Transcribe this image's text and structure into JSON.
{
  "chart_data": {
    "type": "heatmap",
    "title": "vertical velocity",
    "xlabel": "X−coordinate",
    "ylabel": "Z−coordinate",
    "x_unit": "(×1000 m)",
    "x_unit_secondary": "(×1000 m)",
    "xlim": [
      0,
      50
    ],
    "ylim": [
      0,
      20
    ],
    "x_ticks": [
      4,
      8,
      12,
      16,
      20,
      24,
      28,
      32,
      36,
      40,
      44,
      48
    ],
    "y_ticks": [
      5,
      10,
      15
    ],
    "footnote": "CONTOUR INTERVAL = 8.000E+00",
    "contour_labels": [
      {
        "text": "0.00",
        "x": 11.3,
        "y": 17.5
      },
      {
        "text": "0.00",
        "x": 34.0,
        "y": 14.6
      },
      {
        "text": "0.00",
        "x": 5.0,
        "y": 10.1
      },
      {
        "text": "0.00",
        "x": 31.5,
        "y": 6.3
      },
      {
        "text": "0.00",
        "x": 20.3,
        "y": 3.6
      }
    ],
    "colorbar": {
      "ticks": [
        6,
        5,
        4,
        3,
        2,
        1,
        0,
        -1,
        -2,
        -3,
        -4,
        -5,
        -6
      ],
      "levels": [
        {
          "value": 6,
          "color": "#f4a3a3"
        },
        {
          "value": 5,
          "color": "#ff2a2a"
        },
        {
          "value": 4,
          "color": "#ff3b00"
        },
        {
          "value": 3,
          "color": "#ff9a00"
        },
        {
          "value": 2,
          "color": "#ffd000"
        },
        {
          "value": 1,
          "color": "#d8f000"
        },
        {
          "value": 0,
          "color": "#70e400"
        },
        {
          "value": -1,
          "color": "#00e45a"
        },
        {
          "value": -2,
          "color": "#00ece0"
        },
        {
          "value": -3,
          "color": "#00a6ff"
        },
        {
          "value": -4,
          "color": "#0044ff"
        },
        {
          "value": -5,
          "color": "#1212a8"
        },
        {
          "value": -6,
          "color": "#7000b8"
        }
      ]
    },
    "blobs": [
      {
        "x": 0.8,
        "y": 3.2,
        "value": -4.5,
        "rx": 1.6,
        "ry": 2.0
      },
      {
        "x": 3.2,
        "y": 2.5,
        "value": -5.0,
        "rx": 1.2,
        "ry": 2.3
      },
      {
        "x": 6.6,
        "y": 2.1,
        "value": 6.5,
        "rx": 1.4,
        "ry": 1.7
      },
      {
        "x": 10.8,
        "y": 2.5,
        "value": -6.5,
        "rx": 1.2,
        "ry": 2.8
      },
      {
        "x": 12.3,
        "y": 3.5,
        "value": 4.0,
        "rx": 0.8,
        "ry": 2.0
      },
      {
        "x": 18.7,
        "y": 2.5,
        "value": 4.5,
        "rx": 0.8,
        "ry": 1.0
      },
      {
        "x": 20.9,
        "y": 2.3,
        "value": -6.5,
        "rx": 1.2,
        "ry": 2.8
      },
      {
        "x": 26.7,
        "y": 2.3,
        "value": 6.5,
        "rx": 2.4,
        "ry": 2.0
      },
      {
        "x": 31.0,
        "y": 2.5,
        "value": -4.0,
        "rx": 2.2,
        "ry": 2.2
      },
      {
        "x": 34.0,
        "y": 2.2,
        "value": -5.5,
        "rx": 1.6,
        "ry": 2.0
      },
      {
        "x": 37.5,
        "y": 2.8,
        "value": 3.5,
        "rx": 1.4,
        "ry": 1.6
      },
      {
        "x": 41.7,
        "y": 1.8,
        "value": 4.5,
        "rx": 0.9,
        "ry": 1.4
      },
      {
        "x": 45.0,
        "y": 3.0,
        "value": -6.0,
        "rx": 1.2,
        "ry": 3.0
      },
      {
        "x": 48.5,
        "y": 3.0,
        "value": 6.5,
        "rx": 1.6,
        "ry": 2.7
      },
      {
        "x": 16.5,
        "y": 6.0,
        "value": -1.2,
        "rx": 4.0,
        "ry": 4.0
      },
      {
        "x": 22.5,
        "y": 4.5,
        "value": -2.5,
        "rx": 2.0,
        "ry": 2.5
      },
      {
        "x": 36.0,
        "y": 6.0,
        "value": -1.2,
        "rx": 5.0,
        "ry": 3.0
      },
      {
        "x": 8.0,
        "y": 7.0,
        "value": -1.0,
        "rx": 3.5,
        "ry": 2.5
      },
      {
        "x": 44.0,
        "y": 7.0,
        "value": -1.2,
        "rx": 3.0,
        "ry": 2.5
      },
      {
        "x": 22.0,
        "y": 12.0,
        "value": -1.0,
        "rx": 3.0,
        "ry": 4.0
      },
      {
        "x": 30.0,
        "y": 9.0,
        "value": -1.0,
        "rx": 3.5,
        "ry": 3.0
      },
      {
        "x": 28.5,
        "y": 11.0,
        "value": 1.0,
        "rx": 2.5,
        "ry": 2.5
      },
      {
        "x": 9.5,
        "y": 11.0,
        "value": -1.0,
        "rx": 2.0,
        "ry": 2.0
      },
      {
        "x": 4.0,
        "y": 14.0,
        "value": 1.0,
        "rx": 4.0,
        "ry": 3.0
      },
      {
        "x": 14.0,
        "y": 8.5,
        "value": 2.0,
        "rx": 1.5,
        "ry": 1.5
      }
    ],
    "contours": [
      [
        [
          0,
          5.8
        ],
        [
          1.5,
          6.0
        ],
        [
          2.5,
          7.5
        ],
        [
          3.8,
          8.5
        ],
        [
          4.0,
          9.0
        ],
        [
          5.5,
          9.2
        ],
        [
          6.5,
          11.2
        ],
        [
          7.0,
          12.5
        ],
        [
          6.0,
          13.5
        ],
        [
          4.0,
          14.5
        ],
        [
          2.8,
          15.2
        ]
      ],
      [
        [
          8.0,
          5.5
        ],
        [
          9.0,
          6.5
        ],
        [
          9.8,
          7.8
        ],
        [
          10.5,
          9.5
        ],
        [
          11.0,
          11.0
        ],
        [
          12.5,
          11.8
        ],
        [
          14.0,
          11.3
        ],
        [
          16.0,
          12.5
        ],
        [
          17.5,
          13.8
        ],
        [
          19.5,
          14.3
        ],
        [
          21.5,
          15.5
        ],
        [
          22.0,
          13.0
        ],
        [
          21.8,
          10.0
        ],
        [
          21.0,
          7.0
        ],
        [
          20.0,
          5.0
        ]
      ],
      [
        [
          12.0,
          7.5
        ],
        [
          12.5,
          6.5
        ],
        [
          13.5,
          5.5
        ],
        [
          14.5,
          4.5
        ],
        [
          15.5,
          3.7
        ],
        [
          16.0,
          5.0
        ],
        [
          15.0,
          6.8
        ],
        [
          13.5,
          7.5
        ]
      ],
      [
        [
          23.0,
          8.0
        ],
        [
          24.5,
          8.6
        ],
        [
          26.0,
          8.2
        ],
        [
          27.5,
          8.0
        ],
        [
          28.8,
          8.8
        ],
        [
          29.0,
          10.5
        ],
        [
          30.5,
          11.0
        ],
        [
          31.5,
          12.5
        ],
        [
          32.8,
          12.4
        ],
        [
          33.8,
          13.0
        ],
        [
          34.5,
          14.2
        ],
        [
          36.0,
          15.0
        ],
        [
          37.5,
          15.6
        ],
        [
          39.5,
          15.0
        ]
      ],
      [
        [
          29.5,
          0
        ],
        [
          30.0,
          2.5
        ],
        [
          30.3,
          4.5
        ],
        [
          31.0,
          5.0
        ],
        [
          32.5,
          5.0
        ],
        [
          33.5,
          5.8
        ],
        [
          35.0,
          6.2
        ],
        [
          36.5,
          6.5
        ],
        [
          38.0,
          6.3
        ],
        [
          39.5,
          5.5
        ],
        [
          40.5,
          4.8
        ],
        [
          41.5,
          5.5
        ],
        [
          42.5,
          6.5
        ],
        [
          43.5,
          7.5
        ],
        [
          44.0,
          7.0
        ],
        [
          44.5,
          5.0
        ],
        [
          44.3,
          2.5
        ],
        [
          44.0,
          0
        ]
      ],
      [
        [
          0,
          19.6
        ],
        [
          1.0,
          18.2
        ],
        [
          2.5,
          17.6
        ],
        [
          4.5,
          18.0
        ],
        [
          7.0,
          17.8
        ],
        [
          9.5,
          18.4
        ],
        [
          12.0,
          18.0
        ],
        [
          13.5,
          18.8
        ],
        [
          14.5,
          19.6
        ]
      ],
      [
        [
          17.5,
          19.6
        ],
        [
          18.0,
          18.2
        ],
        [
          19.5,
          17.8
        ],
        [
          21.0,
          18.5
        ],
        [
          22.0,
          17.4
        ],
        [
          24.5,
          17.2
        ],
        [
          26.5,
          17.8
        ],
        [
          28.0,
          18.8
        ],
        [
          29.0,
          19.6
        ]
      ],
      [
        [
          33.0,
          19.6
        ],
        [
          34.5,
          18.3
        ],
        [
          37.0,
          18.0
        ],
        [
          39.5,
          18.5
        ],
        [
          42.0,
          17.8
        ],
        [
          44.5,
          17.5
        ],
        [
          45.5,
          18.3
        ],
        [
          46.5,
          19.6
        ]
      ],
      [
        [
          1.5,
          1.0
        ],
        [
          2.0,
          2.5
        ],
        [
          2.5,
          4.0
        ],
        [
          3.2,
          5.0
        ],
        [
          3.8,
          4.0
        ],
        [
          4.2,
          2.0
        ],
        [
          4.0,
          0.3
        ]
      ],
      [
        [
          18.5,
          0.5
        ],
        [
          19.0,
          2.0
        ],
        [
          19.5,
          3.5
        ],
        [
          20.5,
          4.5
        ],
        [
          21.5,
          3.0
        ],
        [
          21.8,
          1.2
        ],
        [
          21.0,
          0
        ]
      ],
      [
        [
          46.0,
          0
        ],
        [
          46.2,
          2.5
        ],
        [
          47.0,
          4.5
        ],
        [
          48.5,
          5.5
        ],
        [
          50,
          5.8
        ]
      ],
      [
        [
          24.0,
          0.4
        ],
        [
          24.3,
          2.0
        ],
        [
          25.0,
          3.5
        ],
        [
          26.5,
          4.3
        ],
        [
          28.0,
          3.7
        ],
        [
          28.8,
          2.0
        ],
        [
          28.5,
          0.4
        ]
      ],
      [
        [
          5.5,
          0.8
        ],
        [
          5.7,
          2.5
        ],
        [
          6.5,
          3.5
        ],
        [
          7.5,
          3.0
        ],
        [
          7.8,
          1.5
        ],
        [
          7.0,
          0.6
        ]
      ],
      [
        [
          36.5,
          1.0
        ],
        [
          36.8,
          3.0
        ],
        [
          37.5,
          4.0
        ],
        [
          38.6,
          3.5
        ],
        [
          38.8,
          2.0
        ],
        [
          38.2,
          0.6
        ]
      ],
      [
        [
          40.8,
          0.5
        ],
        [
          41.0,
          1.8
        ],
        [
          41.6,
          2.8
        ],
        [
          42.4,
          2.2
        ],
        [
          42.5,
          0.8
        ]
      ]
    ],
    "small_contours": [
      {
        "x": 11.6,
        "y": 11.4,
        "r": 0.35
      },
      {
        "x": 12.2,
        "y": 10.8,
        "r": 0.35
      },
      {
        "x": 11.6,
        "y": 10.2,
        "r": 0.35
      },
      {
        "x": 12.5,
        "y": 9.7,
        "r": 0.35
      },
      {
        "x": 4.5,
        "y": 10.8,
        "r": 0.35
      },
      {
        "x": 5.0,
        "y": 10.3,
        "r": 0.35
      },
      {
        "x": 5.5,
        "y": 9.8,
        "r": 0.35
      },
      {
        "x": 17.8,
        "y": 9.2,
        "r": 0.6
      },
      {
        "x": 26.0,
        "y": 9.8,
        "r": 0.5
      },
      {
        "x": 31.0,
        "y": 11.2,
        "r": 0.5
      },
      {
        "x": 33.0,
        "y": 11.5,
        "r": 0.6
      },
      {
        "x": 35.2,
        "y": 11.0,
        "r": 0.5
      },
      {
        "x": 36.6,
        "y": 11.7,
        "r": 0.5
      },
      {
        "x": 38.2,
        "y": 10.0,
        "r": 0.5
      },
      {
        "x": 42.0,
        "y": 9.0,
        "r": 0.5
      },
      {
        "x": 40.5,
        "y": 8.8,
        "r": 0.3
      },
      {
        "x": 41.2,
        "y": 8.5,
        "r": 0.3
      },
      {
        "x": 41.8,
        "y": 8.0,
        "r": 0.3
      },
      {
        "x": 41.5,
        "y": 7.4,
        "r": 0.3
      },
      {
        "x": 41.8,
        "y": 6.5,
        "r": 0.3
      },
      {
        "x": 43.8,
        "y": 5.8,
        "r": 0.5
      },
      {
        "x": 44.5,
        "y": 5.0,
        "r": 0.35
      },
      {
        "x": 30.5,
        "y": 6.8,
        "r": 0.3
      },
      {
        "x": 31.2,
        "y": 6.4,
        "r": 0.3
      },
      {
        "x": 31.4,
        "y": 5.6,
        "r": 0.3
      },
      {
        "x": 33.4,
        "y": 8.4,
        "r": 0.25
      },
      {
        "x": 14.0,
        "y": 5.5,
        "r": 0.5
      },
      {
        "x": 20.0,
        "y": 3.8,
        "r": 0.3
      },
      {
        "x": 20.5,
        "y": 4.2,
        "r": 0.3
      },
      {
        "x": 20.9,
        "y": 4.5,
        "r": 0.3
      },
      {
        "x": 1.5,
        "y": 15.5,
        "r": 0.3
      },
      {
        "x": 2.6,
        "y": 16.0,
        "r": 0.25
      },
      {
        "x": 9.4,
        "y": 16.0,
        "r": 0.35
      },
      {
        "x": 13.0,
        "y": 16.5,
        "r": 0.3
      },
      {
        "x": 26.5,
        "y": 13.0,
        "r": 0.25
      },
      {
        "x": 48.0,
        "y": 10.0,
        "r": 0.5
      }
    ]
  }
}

*Request*. Copy every line in the records above that contains the word "coordinate".

*Answer to the problem*.
    "xlabel": "X−coordinate",
    "ylabel": "Z−coordinate",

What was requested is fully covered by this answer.